(begin)
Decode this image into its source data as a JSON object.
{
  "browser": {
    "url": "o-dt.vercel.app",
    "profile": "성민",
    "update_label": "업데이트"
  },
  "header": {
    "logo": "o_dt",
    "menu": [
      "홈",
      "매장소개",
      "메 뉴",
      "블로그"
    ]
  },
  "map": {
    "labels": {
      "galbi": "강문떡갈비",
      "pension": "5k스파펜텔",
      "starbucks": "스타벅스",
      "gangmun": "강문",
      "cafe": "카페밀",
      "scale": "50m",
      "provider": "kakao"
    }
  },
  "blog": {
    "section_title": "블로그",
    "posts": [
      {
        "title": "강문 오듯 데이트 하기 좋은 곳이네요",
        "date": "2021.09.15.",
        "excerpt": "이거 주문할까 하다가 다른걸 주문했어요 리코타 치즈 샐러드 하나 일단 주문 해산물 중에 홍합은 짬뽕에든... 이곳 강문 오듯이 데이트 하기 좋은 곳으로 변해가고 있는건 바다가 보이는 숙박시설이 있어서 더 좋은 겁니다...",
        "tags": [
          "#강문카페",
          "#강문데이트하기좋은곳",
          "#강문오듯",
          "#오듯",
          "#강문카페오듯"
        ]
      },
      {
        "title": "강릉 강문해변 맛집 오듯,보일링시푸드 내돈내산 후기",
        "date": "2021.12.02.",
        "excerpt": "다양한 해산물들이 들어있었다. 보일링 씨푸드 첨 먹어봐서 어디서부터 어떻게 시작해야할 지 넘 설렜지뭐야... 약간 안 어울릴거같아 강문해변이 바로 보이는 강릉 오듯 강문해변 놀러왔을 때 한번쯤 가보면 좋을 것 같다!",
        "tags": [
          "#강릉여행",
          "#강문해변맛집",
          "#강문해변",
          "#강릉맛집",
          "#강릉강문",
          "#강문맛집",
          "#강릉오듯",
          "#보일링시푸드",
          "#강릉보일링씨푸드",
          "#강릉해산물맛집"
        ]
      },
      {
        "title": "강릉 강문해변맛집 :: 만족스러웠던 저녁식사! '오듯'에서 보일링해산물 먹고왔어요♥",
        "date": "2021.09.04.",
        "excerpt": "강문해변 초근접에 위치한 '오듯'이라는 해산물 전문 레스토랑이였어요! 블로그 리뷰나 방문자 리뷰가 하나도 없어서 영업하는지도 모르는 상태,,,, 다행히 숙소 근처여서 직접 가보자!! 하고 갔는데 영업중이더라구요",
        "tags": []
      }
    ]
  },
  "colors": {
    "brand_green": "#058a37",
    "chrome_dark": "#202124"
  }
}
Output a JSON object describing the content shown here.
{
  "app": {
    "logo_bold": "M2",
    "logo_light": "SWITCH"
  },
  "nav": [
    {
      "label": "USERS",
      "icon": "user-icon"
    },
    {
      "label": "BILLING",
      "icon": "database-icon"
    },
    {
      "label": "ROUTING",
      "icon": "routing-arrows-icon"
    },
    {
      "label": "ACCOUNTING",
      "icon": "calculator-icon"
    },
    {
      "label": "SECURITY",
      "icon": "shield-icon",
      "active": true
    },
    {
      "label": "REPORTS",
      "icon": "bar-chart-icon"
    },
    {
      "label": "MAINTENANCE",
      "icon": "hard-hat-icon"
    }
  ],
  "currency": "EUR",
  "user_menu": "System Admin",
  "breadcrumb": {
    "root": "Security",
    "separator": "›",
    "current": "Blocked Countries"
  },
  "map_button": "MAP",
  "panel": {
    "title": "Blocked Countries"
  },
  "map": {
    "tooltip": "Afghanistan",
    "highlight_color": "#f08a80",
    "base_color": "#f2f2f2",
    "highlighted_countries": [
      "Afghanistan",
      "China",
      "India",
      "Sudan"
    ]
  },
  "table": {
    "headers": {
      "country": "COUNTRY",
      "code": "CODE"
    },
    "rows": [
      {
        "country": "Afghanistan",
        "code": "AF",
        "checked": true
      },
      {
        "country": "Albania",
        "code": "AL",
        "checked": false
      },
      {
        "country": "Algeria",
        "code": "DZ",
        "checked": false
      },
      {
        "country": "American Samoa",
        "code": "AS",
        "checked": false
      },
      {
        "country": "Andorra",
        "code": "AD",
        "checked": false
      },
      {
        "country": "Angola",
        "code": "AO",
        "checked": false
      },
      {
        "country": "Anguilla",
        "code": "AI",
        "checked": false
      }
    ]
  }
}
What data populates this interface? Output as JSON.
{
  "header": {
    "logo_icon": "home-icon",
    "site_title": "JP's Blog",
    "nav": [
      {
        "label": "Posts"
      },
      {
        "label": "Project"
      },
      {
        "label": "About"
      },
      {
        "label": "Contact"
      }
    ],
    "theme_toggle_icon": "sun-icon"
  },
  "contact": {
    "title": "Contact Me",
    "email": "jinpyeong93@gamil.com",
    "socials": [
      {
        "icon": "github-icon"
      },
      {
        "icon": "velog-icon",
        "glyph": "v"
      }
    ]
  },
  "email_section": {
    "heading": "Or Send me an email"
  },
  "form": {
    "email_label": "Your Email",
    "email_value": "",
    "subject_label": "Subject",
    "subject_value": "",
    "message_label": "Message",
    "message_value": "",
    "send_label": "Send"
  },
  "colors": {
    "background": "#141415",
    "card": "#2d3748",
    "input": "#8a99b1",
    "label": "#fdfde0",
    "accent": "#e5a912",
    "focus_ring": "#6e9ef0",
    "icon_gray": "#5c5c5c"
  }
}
(end)
EXERCISE OBJECTIVE: Repeat the material above exactly.

RESPONSE TO THE EXERCISE:
Decode this image into its source data as a JSON object.
{
  "browser": {
    "url": "o-dt.vercel.app",
    "profile": "성민",
    "update_label": "업데이트"
  },
  "header": {
    "logo": "o_dt",
    "menu": [
      "홈",
      "매장소개",
      "메 뉴",
      "블로그"
    ]
  },
  "map": {
    "labels": {
      "galbi": "강문떡갈비",
      "pension": "5k스파펜텔",
      "starbucks": "스타벅스",
      "gangmun": "강문",
      "cafe": "카페밀",
      "scale": "50m",
      "provider": "kakao"
    }
  },
  "blog": {
    "section_title": "블로그",
    "posts": [
      {
        "title": "강문 오듯 데이트 하기 좋은 곳이네요",
        "date": "2021.09.15.",
        "excerpt": "이거 주문할까 하다가 다른걸 주문했어요 리코타 치즈 샐러드 하나 일단 주문 해산물 중에 홍합은 짬뽕에든... 이곳 강문 오듯이 데이트 하기 좋은 곳으로 변해가고 있는건 바다가 보이는 숙박시설이 있어서 더 좋은 겁니다...",
        "tags": [
          "#강문카페",
          "#강문데이트하기좋은곳",
          "#강문오듯",
          "#오듯",
          "#강문카페오듯"
        ]
      },
      {
        "title": "강릉 강문해변 맛집 오듯,보일링시푸드 내돈내산 후기",
        "date": "2021.12.02.",
        "excerpt": "다양한 해산물들이 들어있었다. 보일링 씨푸드 첨 먹어봐서 어디서부터 어떻게 시작해야할 지 넘 설렜지뭐야... 약간 안 어울릴거같아 강문해변이 바로 보이는 강릉 오듯 강문해변 놀러왔을 때 한번쯤 가보면 좋을 것 같다!",
        "tags": [
          "#강릉여행",
          "#강문해변맛집",
          "#강문해변",
          "#강릉맛집",
          "#강릉강문",
          "#강문맛집",
          "#강릉오듯",
          "#보일링시푸드",
          "#강릉보일링씨푸드",
          "#강릉해산물맛집"
        ]
      },
      {
        "title": "강릉 강문해변맛집 :: 만족스러웠던 저녁식사! '오듯'에서 보일링해산물 먹고왔어요♥",
        "date": "2021.09.04.",
        "excerpt": "강문해변 초근접에 위치한 '오듯'이라는 해산물 전문 레스토랑이였어요! 블로그 리뷰나 방문자 리뷰가 하나도 없어서 영업하는지도 모르는 상태,,,, 다행히 숙소 근처여서 직접 가보자!! 하고 갔는데 영업중이더라구요",
        "tags": []
      }
    ]
  },
  "colors": {
    "brand_green": "#058a37",
    "chrome_dark": "#202124"
  }
}
Output a JSON object describing the content shown here.
{
  "app": {
    "logo_bold": "M2",
    "logo_light": "SWITCH"
  },
  "nav": [
    {
      "label": "USERS",
      "icon": "user-icon"
    },
    {
      "label": "BILLING",
      "icon": "database-icon"
    },
    {
      "label": "ROUTING",
      "icon": "routing-arrows-icon"
    },
    {
      "label": "ACCOUNTING",
      "icon": "calculator-icon"
    },
    {
      "label": "SECURITY",
      "icon": "shield-icon",
      "active": true
    },
    {
      "label": "REPORTS",
      "icon": "bar-chart-icon"
    },
    {
      "label": "MAINTENANCE",
      "icon": "hard-hat-icon"
    }
  ],
  "currency": "EUR",
  "user_menu": "System Admin",
  "breadcrumb": {
    "root": "Security",
    "separator": "›",
    "current": "Blocked Countries"
  },
  "map_button": "MAP",
  "panel": {
    "title": "Blocked Countries"
  },
  "map": {
    "tooltip": "Afghanistan",
    "highlight_color": "#f08a80",
    "base_color": "#f2f2f2",
    "highlighted_countries": [
      "Afghanistan",
      "China",
      "India",
      "Sudan"
    ]
  },
  "table": {
    "headers": {
      "country": "COUNTRY",
      "code": "CODE"
    },
    "rows": [
      {
        "country": "Afghanistan",
        "code": "AF",
        "checked": true
      },
      {
        "country": "Albania",
        "code": "AL",
        "checked": false
      },
      {
        "country": "Algeria",
        "code": "DZ",
        "checked": false
      },
      {
        "country": "American Samoa",
        "code": "AS",
        "checked": false
      },
      {
        "country": "Andorra",
        "code": "AD",
        "checked": false
      },
      {
        "country": "Angola",
        "code": "AO",
        "checked": false
      },
      {
        "country": "Anguilla",
        "code": "AI",
        "checked": false
      }
    ]
  }
}
What data populates this interface? Output as JSON.
{
  "header": {
    "logo_icon": "home-icon",
    "site_title": "JP's Blog",
    "nav": [
      {
        "label": "Posts"
      },
      {
        "label": "Project"
      },
      {
        "label": "About"
      },
      {
        "label": "Contact"
      }
    ],
    "theme_toggle_icon": "sun-icon"
  },
  "contact": {
    "title": "Contact Me",
    "email": "jinpyeong93@gamil.com",
    "socials": [
      {
        "icon": "github-icon"
      },
      {
        "icon": "velog-icon",
        "glyph": "v"
      }
    ]
  },
  "email_section": {
    "heading": "Or Send me an email"
  },
  "form": {
    "email_label": "Your Email",
    "email_value": "",
    "subject_label": "Subject",
    "subject_value": "",
    "message_label": "Message",
    "message_value": "",
    "send_label": "Send"
  },
  "colors": {
    "background": "#141415",
    "card": "#2d3748",
    "input": "#8a99b1",
    "label": "#fdfde0",
    "accent": "#e5a912",
    "focus_ring": "#6e9ef0",
    "icon_gray": "#5c5c5c"
  }
}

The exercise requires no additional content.